What you have to do: Every entry here needs to be repeated exactly.

Excerpt from a dataset
.....
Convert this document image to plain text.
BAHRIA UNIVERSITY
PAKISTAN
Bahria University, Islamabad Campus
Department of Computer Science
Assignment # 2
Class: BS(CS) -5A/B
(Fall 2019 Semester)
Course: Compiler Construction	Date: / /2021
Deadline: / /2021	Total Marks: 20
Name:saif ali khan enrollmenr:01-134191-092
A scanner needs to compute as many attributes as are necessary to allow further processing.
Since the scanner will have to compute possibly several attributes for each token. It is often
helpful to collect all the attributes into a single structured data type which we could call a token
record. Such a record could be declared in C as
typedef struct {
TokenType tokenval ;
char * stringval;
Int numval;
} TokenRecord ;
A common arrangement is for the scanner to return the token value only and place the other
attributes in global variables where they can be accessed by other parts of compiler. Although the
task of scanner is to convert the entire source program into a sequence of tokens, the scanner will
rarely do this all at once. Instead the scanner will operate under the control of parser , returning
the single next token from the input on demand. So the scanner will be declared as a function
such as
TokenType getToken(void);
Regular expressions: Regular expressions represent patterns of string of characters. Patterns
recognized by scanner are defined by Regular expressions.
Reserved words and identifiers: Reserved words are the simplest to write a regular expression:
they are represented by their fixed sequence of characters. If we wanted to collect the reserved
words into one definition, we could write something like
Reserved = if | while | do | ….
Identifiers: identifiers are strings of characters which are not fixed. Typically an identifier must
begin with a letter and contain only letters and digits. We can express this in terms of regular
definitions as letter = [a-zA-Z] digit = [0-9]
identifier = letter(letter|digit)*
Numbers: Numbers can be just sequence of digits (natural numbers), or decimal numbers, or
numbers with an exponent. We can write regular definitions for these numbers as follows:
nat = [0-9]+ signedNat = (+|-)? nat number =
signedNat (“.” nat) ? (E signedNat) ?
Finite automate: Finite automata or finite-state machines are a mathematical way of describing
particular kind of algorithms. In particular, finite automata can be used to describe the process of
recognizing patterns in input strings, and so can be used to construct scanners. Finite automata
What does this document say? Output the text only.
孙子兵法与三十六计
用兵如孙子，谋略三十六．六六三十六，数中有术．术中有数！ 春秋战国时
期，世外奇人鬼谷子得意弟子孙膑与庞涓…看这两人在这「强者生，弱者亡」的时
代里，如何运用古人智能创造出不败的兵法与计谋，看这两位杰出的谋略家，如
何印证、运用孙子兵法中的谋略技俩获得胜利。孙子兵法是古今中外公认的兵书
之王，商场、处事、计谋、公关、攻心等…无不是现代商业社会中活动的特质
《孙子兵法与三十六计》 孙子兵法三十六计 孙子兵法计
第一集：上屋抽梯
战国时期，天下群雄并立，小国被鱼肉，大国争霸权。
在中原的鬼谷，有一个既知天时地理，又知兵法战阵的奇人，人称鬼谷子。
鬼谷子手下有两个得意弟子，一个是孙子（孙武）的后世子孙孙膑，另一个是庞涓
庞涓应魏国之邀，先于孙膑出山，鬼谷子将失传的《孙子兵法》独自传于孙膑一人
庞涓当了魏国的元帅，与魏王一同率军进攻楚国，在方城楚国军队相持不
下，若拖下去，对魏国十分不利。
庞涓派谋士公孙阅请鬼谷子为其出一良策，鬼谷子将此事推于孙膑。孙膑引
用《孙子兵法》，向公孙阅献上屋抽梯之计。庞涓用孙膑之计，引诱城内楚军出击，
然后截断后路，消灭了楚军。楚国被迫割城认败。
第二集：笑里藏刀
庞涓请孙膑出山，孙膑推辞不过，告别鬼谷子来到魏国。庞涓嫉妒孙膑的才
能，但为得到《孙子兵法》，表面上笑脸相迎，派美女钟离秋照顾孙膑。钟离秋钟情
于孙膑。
.....
Expected output:
Convert this document image to plain text.
BAHRIA UNIVERSITY
PAKISTAN
Bahria University, Islamabad Campus
Department of Computer Science
Assignment # 2
Class: BS(CS) -5A/B
(Fall 2019 Semester)
Course: Compiler Construction	Date: / /2021
Deadline: / /2021	Total Marks: 20
Name:saif ali khan enrollmenr:01-134191-092
A scanner needs to compute as many attributes as are necessary to allow further processing.
Since the scanner will have to compute possibly several attributes for each token. It is often
helpful to collect all the attributes into a single structured data type which we could call a token
record. Such a record could be declared in C as
typedef struct {
TokenType tokenval ;
char * stringval;
Int numval;
} TokenRecord ;
A common arrangement is for the scanner to return the token value only and place the other
attributes in global variables where they can be accessed by other parts of compiler. Although the
task of scanner is to convert the entire source program into a sequence of tokens, the scanner will
rarely do this all at once. Instead the scanner will operate under the control of parser , returning
the single next token from the input on demand. So the scanner will be declared as a function
such as
TokenType getToken(void);
Regular expressions: Regular expressions represent patterns of string of characters. Patterns
recognized by scanner are defined by Regular expressions.
Reserved words and identifiers: Reserved words are the simplest to write a regular expression:
they are represented by their fixed sequence of characters. If we wanted to collect the reserved
words into one definition, we could write something like
Reserved = if | while | do | ….
Identifiers: identifiers are strings of characters which are not fixed. Typically an identifier must
begin with a letter and contain only letters and digits. We can express this in terms of regular
definitions as letter = [a-zA-Z] digit = [0-9]
identifier = letter(letter|digit)*
Numbers: Numbers can be just sequence of digits (natural numbers), or decimal numbers, or
numbers with an exponent. We can write regular definitions for these numbers as follows:
nat = [0-9]+ signedNat = (+|-)? nat number =
signedNat (“.” nat) ? (E signedNat) ?
Finite automate: Finite automata or finite-state machines are a mathematical way of describing
particular kind of algorithms. In particular, finite automata can be used to describe the process of
recognizing patterns in input strings, and so can be used to construct scanners. Finite automata
What does this document say? Output the text only.
孙子兵法与三十六计
用兵如孙子，谋略三十六．六六三十六，数中有术．术中有数！ 春秋战国时
期，世外奇人鬼谷子得意弟子孙膑与庞涓…看这两人在这「强者生，弱者亡」的时
代里，如何运用古人智能创造出不败的兵法与计谋，看这两位杰出的谋略家，如
何印证、运用孙子兵法中的谋略技俩获得胜利。孙子兵法是古今中外公认的兵书
之王，商场、处事、计谋、公关、攻心等…无不是现代商业社会中活动的特质
《孙子兵法与三十六计》 孙子兵法三十六计 孙子兵法计
第一集：上屋抽梯
战国时期，天下群雄并立，小国被鱼肉，大国争霸权。
在中原的鬼谷，有一个既知天时地理，又知兵法战阵的奇人，人称鬼谷子。
鬼谷子手下有两个得意弟子，一个是孙子（孙武）的后世子孙孙膑，另一个是庞涓
庞涓应魏国之邀，先于孙膑出山，鬼谷子将失传的《孙子兵法》独自传于孙膑一人
庞涓当了魏国的元帅，与魏王一同率军进攻楚国，在方城楚国军队相持不
下，若拖下去，对魏国十分不利。
庞涓派谋士公孙阅请鬼谷子为其出一良策，鬼谷子将此事推于孙膑。孙膑引
用《孙子兵法》，向公孙阅献上屋抽梯之计。庞涓用孙膑之计，引诱城内楚军出击，
然后截断后路，消灭了楚军。楚国被迫割城认败。
第二集：笑里藏刀
庞涓请孙膑出山，孙膑推辞不过，告别鬼谷子来到魏国。庞涓嫉妒孙膑的才
能，但为得到《孙子兵法》，表面上笑脸相迎，派美女钟离秋照顾孙膑。钟离秋钟情
于孙膑。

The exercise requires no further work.